───── Entries ─────
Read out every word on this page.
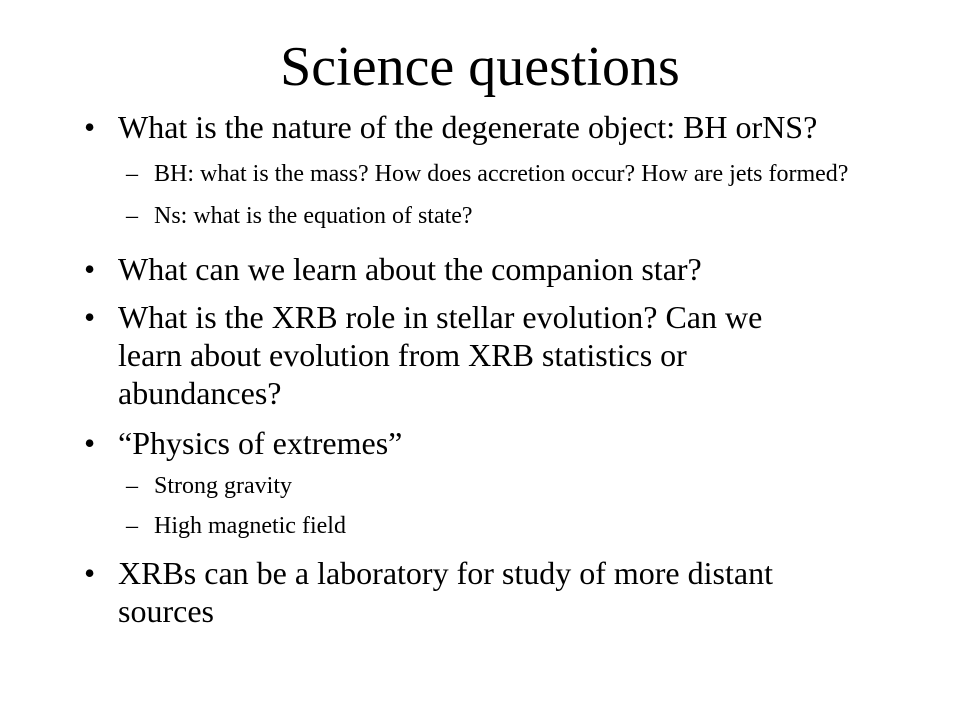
Science questions
• What is the nature of the degenerate object: BH orNS?
– BH: what is the mass? How does accretion occur? How are jets formed?
– Ns: what is the equation of state?
• What can we learn about the companion star?
• What is the XRB role in stellar evolution? Can we learn about evolution from XRB statistics or abundances?
• “Physics of extremes”
– Strong gravity
– High magnetic field
• XRBs can be a laboratory for study of more distant sources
─────
| What is needed |
Reproduce the material above in full, exactly, with no images.

| Correct response |
Read out every word on this page.
Science questions
• What is the nature of the degenerate object: BH orNS?
– BH: what is the mass? How does accretion occur? How are jets formed?
– Ns: what is the equation of state?
• What can we learn about the companion star?
• What is the XRB role in stellar evolution? Can we learn about evolution from XRB statistics or abundances?
• “Physics of extremes”
– Strong gravity
– High magnetic field
• XRBs can be a laboratory for study of more distant sources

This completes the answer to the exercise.